» **TASK DIRECTIONS**
Copy out the data word for word, from its first line up to and including the line that contains "x-tick-label: 30 (1722, 749, 1744, 771)".
## BEGIN DATA PROVIDED
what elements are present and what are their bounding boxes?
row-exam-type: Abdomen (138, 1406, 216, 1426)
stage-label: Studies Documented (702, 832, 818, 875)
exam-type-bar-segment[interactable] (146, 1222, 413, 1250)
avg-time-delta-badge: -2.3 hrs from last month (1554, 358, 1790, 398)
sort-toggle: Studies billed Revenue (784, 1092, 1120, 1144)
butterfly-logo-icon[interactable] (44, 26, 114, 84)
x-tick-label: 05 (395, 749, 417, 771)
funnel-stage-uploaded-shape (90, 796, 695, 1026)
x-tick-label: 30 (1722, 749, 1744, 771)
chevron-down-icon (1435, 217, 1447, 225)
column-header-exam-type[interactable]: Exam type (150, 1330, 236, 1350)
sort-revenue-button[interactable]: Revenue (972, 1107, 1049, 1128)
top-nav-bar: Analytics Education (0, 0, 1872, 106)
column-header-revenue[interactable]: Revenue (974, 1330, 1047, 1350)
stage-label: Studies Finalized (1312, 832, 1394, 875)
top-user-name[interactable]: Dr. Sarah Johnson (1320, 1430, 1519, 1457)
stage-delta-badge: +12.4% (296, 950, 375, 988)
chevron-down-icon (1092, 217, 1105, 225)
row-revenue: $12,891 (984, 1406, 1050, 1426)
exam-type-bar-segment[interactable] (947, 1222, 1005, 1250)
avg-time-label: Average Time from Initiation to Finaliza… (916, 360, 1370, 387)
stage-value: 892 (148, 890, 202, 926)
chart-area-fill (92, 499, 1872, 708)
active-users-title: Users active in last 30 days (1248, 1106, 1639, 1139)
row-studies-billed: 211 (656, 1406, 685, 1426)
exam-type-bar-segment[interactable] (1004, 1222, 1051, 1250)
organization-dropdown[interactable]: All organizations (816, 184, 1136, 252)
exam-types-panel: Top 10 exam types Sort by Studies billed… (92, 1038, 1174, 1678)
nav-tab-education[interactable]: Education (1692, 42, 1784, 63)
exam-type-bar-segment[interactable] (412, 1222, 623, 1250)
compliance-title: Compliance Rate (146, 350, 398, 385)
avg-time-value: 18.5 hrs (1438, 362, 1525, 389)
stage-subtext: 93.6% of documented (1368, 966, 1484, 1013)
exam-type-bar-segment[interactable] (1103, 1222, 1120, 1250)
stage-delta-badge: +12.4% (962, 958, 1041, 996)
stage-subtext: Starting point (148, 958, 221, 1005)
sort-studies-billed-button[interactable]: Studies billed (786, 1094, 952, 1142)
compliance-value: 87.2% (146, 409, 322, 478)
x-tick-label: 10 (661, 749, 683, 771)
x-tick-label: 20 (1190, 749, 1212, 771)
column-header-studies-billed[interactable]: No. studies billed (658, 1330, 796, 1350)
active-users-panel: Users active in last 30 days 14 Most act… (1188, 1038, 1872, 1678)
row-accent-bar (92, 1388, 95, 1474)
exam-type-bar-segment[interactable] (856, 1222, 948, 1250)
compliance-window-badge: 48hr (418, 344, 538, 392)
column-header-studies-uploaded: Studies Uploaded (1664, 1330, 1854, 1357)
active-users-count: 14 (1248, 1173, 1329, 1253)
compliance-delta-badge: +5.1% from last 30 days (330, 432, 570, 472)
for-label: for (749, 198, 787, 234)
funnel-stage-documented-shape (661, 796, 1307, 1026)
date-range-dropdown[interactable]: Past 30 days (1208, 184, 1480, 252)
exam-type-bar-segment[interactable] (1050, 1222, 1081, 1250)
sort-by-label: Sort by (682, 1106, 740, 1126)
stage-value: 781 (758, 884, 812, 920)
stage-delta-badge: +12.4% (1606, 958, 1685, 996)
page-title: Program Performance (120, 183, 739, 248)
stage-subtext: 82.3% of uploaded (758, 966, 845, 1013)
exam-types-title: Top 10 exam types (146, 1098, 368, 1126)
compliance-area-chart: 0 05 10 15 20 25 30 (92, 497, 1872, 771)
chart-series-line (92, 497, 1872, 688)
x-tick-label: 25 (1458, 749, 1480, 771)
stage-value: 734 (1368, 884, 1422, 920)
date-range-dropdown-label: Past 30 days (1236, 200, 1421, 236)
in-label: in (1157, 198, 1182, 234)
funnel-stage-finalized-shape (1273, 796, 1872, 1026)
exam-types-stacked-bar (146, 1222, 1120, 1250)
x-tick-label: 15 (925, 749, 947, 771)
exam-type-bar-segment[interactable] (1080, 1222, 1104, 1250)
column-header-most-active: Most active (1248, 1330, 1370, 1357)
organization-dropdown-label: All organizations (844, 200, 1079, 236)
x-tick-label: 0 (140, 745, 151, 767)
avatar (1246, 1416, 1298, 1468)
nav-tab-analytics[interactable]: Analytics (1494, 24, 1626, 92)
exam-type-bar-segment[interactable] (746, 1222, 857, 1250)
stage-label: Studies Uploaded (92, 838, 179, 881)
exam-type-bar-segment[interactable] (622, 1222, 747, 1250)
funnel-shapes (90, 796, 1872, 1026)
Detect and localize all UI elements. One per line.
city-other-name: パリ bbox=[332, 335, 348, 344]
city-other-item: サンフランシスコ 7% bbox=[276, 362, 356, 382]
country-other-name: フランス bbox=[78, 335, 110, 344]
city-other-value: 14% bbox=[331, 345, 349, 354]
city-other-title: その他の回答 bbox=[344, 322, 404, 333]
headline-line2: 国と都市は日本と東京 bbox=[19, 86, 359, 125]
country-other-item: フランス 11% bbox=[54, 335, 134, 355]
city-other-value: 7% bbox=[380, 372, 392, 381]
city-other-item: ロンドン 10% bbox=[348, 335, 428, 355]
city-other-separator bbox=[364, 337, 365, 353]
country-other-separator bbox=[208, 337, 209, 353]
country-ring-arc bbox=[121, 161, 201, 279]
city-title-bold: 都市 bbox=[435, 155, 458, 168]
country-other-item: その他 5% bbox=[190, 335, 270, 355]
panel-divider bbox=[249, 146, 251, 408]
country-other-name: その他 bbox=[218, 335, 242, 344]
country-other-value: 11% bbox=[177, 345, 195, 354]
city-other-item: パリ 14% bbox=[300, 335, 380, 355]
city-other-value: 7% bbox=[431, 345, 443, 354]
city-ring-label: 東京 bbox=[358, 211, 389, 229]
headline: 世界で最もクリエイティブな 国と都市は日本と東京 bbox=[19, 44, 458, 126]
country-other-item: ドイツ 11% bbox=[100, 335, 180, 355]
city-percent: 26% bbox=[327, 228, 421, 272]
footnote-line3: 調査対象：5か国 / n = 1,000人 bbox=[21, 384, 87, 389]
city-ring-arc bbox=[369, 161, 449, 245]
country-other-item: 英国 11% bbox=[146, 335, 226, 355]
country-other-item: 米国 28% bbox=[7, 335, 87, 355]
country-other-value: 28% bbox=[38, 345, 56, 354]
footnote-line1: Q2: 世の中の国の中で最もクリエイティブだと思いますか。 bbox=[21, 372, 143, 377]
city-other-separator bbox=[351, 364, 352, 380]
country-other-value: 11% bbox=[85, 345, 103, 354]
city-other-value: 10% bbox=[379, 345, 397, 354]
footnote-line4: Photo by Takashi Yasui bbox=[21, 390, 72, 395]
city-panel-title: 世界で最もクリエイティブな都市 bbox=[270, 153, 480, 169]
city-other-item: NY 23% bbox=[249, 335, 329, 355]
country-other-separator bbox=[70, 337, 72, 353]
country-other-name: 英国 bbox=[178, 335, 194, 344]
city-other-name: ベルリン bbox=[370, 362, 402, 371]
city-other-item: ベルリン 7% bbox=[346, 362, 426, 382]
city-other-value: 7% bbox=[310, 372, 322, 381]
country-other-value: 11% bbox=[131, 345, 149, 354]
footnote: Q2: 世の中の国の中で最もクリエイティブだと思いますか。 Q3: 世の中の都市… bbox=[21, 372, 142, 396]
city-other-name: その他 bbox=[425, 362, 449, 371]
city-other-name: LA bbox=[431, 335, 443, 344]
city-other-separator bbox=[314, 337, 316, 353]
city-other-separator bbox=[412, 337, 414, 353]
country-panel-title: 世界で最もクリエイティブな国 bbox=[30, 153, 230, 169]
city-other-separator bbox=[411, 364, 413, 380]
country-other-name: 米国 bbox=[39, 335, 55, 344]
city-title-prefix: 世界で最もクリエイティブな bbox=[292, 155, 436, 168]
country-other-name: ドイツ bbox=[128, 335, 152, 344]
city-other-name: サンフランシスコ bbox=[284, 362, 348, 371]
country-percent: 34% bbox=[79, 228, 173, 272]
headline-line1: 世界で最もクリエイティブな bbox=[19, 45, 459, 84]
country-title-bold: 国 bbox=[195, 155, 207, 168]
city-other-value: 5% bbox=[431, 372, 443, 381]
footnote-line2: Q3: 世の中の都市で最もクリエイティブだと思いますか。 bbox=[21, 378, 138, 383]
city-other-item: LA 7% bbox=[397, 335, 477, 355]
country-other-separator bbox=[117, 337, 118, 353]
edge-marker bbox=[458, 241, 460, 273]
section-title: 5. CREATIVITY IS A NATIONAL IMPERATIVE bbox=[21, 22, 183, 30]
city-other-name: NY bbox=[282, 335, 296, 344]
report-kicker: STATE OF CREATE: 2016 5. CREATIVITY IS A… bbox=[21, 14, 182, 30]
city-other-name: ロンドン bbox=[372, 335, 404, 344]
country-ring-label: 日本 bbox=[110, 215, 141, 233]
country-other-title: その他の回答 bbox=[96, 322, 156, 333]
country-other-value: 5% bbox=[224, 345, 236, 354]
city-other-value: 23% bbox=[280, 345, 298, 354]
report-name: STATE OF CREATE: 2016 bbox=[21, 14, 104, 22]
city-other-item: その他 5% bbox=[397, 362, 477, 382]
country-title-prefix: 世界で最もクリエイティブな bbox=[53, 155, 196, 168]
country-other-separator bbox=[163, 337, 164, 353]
## END DATA PROVIDED
» **OUTPUT BELOW**
what elements are present and what are their bounding boxes?
row-exam-type: Abdomen (138, 1406, 216, 1426)
stage-label: Studies Documented (702, 832, 818, 875)
exam-type-bar-segment[interactable] (146, 1222, 413, 1250)
avg-time-delta-badge: -2.3 hrs from last month (1554, 358, 1790, 398)
sort-toggle: Studies billed Revenue (784, 1092, 1120, 1144)
butterfly-logo-icon[interactable] (44, 26, 114, 84)
x-tick-label: 05 (395, 749, 417, 771)
funnel-stage-uploaded-shape (90, 796, 695, 1026)
x-tick-label: 30 (1722, 749, 1744, 771)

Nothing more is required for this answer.